▸ **What you are asked to do**: Copy out all of the material exactly as presented.

▸ **Data listing**:
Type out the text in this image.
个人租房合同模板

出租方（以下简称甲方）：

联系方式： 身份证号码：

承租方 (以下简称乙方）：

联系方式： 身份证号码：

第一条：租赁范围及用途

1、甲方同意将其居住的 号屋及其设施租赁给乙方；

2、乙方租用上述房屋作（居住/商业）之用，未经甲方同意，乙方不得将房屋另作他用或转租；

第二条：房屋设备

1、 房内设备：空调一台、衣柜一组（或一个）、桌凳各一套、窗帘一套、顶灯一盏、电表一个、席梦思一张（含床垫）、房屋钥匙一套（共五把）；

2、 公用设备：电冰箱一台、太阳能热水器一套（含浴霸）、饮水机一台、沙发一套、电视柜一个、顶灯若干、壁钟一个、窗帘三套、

▸ **Right answer**:
Type out the text in this image.
个人租房合同模板

出租方（以下简称甲方）：

联系方式： 身份证号码：

承租方 (以下简称乙方）：

联系方式： 身份证号码：

第一条：租赁范围及用途

1、甲方同意将其居住的 号屋及其设施租赁给乙方；

2、乙方租用上述房屋作（居住/商业）之用，未经甲方同意，乙方不得将房屋另作他用或转租；

第二条：房屋设备

1、 房内设备：空调一台、衣柜一组（或一个）、桌凳各一套、窗帘一套、顶灯一盏、电表一个、席梦思一张（含床垫）、房屋钥匙一套（共五把）；

2、 公用设备：电冰箱一台、太阳能热水器一套（含浴霸）、饮水机一台、沙发一套、电视柜一个、顶灯若干、壁钟一个、窗帘三套、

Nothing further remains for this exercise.